Set task: Provide an exact reproduction of every entry.

-- begin Input records --

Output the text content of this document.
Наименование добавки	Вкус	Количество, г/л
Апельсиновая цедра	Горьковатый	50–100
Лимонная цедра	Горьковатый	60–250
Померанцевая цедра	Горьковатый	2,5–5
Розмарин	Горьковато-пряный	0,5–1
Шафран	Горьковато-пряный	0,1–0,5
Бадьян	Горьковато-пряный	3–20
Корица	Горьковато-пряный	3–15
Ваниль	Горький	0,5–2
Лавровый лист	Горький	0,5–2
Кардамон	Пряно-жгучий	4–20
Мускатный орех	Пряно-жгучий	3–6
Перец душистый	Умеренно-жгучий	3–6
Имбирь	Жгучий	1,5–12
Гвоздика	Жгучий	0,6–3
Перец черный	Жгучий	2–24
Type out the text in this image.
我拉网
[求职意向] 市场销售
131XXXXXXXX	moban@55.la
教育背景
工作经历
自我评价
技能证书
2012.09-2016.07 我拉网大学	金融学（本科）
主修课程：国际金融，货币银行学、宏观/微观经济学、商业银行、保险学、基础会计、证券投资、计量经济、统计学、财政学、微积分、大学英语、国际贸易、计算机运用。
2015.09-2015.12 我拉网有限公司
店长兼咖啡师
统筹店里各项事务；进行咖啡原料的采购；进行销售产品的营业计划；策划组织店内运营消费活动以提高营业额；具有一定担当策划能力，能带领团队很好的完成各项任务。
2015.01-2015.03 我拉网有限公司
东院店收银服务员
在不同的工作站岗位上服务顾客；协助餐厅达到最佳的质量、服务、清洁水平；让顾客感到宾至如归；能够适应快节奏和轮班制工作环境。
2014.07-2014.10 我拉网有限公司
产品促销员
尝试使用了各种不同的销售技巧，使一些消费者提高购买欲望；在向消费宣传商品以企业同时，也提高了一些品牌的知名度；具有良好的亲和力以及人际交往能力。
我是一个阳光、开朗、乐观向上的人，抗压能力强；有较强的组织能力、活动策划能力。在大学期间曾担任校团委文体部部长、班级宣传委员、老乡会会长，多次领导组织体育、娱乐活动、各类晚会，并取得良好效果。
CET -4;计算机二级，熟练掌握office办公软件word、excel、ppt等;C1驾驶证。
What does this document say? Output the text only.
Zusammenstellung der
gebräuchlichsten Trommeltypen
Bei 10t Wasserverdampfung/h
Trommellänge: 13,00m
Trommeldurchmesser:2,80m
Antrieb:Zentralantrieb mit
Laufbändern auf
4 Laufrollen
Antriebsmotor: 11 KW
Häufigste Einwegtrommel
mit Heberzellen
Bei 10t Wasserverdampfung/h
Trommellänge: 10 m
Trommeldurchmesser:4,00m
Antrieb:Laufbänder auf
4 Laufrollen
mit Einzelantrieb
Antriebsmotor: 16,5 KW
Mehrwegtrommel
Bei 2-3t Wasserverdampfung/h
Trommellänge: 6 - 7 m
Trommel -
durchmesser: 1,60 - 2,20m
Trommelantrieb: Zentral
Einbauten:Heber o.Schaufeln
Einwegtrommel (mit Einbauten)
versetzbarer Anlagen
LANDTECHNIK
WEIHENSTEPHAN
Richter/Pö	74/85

-- end Input records --

Full response:
Output the text content of this document.
Наименование добавки	Вкус	Количество, г/л
Апельсиновая цедра	Горьковатый	50–100
Лимонная цедра	Горьковатый	60–250
Померанцевая цедра	Горьковатый	2,5–5
Розмарин	Горьковато-пряный	0,5–1
Шафран	Горьковато-пряный	0,1–0,5
Бадьян	Горьковато-пряный	3–20
Корица	Горьковато-пряный	3–15
Ваниль	Горький	0,5–2
Лавровый лист	Горький	0,5–2
Кардамон	Пряно-жгучий	4–20
Мускатный орех	Пряно-жгучий	3–6
Перец душистый	Умеренно-жгучий	3–6
Имбирь	Жгучий	1,5–12
Гвоздика	Жгучий	0,6–3
Перец черный	Жгучий	2–24
Type out the text in this image.
我拉网
[求职意向] 市场销售
131XXXXXXXX	moban@55.la
教育背景
工作经历
自我评价
技能证书
2012.09-2016.07 我拉网大学	金融学（本科）
主修课程：国际金融，货币银行学、宏观/微观经济学、商业银行、保险学、基础会计、证券投资、计量经济、统计学、财政学、微积分、大学英语、国际贸易、计算机运用。
2015.09-2015.12 我拉网有限公司
店长兼咖啡师
统筹店里各项事务；进行咖啡原料的采购；进行销售产品的营业计划；策划组织店内运营消费活动以提高营业额；具有一定担当策划能力，能带领团队很好的完成各项任务。
2015.01-2015.03 我拉网有限公司
东院店收银服务员
在不同的工作站岗位上服务顾客；协助餐厅达到最佳的质量、服务、清洁水平；让顾客感到宾至如归；能够适应快节奏和轮班制工作环境。
2014.07-2014.10 我拉网有限公司
产品促销员
尝试使用了各种不同的销售技巧，使一些消费者提高购买欲望；在向消费宣传商品以企业同时，也提高了一些品牌的知名度；具有良好的亲和力以及人际交往能力。
我是一个阳光、开朗、乐观向上的人，抗压能力强；有较强的组织能力、活动策划能力。在大学期间曾担任校团委文体部部长、班级宣传委员、老乡会会长，多次领导组织体育、娱乐活动、各类晚会，并取得良好效果。
CET -4;计算机二级，熟练掌握office办公软件word、excel、ppt等;C1驾驶证。
What does this document say? Output the text only.
Zusammenstellung der
gebräuchlichsten Trommeltypen
Bei 10t Wasserverdampfung/h
Trommellänge: 13,00m
Trommeldurchmesser:2,80m
Antrieb:Zentralantrieb mit
Laufbändern auf
4 Laufrollen
Antriebsmotor: 11 KW
Häufigste Einwegtrommel
mit Heberzellen
Bei 10t Wasserverdampfung/h
Trommellänge: 10 m
Trommeldurchmesser:4,00m
Antrieb:Laufbänder auf
4 Laufrollen
mit Einzelantrieb
Antriebsmotor: 16,5 KW
Mehrwegtrommel
Bei 2-3t Wasserverdampfung/h
Trommellänge: 6 - 7 m
Trommel -
durchmesser: 1,60 - 2,20m
Trommelantrieb: Zentral
Einbauten:Heber o.Schaufeln
Einwegtrommel (mit Einbauten)
versetzbarer Anlagen
LANDTECHNIK
WEIHENSTEPHAN
Richter/Pö	74/85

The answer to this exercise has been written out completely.